**Work to complete:**
Answer these questions using the text on New York's state forest plan below.
1. What is the time and date by which public comment will be accepted?
2. How many acres of New York State Forests does the plan cover?
3. What percentage of all the water on earth is fresh?

**Text shown:**
+ + + +
The DEC writes that public comment is encouraged and will be accepted through 4:45 p.m., Friday, October 29, 2010. Please read the articles below, review the information on the DEC website, and submit comments to the DEC by email to State Forest Strategic Plan (stateforestplan@gw.dec.state.ny.us). Comments may also be mailed in a letter to Strategic Plan for State Forest Management, NYS DEC, 625 Broadway, Albany, NY 12233-4255.

Larry Beahan: State’s management plan would destroy Zoar Valley
...the Department of Environmental Conservation has proposed a “Strategic Forest Management Plan” for Zoar Valley and the rest of the 770,000 acres of New York State Forests. These forests are patches of wild land scattered across the state, set aside for their unique natural wonders or for simple reforestation.

This plan was sprung upon us with a bare two months until the Oct. 29 deadline on comments. The plan would industrialize these wild preserves with deep-well gas extraction using hydrofracking and horizontal drilling.

Its 5-acre wellheads, massive truck traffic, maze of roads, insatiable demand for fresh water and inevitable pollution of surface waters with salt, heavy metals and radon has no place in our state, let alone in such vulnerable and revered places as Zoar Valley.

The DEC’s plan proposes not only “fracking” in the forests but using forest resources to support fracking elsewhere. The plan would inject the witch’s brew of waste water from other sites into exhausted state forest gas wells and hope that it would not migrate into our drinking water. It would “steal” fresh water from these forests and turn it into polluted fracking waste.
Write the DEC and call legislators. Tell them to protect our State Forests from fracking and stop the Strategic Forest Management Plan.


Lynda H. Schneekloth: Hydrofracking puts fresh water beyond reach forever
Is it OK to ruin ground water, to “disappear” fresh water from the planet when only 1.5 percent of all the water on earth is fresh to begin with?

Hydrofracking leaves trillions of gallons of our fresh water deep in the bowels of the earth — forever.
+ + + +
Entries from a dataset
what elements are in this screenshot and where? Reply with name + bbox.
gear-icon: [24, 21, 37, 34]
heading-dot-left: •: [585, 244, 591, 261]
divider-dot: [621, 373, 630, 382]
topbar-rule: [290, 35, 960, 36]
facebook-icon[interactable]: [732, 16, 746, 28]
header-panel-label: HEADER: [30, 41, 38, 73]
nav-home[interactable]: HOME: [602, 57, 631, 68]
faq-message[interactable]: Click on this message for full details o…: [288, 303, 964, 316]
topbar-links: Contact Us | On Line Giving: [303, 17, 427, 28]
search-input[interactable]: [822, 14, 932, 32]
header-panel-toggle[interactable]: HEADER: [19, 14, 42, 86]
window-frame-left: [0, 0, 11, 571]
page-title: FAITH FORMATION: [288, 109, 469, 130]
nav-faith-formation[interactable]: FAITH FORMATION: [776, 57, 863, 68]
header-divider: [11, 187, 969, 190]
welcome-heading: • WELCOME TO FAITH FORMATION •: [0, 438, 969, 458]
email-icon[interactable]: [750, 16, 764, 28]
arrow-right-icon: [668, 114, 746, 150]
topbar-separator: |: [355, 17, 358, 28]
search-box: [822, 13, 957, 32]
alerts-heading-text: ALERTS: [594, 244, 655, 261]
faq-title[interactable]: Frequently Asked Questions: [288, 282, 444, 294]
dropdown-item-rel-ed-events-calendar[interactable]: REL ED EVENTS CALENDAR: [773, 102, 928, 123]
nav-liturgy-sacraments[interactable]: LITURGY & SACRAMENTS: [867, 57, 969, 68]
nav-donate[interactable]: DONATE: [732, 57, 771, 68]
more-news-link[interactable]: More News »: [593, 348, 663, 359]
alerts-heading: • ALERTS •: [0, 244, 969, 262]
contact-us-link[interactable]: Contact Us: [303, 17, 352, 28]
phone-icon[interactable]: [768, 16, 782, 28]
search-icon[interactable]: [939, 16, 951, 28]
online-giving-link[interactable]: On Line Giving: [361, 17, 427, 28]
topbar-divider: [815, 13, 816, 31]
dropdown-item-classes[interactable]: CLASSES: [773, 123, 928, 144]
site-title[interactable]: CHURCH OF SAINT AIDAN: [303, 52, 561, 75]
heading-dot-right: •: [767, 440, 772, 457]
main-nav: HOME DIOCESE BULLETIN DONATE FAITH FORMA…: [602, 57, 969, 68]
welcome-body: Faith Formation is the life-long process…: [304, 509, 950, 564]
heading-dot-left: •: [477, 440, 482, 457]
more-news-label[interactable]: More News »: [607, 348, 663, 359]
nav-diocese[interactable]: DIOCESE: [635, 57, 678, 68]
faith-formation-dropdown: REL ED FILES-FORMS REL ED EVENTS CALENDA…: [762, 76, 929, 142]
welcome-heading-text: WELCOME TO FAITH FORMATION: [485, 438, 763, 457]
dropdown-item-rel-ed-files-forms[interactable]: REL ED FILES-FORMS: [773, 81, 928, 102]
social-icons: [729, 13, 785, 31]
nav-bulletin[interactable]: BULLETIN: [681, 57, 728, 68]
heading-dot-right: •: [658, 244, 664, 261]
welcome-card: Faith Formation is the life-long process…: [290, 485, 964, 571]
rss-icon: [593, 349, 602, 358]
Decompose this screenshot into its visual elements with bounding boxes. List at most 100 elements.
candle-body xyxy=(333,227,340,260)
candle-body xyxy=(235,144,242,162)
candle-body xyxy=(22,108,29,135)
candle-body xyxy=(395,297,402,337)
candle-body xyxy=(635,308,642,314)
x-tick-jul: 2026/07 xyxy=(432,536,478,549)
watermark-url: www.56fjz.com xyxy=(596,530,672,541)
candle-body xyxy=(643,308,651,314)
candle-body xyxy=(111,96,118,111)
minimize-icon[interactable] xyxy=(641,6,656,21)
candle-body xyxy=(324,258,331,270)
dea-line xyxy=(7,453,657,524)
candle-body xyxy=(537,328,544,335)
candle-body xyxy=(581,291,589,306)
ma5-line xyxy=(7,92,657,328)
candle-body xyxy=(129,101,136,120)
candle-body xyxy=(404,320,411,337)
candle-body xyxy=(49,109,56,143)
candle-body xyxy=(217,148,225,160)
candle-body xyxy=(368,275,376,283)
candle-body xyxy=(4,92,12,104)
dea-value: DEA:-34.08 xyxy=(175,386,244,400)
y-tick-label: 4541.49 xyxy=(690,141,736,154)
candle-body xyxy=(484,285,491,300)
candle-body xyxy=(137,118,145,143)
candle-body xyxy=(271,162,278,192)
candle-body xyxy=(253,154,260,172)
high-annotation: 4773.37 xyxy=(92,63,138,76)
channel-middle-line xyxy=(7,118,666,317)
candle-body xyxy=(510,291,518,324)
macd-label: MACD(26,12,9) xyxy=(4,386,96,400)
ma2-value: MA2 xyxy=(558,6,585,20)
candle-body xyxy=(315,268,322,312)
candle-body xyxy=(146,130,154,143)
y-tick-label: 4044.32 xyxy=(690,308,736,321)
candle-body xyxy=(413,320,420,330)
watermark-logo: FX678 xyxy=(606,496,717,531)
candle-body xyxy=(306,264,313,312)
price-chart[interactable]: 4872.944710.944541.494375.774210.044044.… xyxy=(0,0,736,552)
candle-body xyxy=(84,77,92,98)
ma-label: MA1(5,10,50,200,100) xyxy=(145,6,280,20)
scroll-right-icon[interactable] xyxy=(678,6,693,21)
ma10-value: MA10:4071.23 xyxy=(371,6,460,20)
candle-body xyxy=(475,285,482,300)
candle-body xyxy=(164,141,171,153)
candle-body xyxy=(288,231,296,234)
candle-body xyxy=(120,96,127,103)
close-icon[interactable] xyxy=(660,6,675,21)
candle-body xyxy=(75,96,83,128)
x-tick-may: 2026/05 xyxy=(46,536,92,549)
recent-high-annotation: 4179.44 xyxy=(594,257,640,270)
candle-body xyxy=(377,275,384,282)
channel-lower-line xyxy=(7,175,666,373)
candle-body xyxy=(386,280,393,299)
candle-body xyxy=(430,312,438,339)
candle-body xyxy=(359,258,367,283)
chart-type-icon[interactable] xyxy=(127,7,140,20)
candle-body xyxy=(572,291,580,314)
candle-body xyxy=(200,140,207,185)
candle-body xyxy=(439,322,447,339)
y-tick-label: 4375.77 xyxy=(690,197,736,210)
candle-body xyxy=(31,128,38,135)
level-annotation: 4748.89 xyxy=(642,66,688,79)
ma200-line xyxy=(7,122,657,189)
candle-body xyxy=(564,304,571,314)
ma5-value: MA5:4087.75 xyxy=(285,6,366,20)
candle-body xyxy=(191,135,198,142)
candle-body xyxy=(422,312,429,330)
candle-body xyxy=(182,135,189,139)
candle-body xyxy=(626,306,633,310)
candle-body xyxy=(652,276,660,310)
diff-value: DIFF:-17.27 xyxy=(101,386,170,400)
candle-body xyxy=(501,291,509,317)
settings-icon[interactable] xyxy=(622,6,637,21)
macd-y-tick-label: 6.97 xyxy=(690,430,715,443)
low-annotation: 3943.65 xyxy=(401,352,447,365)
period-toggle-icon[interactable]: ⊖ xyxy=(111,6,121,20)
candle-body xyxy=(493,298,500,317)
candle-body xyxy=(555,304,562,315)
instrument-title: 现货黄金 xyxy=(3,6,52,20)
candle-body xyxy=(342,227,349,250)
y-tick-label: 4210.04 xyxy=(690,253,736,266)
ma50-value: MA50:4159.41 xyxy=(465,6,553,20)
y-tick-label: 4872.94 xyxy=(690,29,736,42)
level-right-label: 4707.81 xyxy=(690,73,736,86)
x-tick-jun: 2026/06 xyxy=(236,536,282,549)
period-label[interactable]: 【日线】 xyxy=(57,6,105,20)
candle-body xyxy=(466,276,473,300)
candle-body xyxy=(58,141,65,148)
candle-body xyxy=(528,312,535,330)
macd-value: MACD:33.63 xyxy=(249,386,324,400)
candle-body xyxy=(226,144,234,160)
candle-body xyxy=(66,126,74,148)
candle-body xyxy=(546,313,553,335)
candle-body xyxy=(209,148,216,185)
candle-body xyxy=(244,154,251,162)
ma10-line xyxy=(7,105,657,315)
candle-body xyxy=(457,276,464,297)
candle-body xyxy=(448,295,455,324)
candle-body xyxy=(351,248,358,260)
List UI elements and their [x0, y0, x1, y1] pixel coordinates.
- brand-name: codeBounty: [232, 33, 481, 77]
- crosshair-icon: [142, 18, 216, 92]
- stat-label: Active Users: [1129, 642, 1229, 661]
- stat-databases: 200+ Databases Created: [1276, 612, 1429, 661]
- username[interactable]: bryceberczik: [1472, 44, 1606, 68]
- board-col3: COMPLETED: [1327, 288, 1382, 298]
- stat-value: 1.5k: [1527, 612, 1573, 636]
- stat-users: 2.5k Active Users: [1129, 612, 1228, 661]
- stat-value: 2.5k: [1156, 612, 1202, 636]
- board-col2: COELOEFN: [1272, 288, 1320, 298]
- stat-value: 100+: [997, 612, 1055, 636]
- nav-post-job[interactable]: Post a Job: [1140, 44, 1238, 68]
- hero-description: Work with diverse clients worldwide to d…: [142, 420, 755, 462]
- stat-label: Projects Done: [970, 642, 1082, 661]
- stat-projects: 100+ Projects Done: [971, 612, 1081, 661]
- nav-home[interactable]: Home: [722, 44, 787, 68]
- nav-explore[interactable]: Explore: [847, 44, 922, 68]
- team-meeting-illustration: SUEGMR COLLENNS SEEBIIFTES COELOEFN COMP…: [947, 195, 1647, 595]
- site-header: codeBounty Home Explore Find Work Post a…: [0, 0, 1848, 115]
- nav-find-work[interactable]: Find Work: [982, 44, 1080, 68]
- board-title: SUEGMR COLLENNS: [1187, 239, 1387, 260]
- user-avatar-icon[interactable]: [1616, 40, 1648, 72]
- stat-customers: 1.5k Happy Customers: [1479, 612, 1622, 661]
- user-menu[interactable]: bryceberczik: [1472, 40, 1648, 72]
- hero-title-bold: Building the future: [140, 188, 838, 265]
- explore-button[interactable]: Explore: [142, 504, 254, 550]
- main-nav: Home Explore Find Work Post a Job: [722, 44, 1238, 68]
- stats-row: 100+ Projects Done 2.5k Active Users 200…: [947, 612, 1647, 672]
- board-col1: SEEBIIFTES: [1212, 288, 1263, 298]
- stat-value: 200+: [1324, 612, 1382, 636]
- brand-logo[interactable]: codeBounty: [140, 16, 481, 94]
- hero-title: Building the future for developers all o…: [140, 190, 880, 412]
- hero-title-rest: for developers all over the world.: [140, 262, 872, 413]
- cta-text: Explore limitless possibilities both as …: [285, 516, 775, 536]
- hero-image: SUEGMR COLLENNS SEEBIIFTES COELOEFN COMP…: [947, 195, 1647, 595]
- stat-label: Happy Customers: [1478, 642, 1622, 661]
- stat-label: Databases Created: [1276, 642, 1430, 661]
+ + + +
**Output below:**
1. 4:45 p.m., Friday, October 29, 2010.
2. 770,000 acres.
3. 1.5 percent.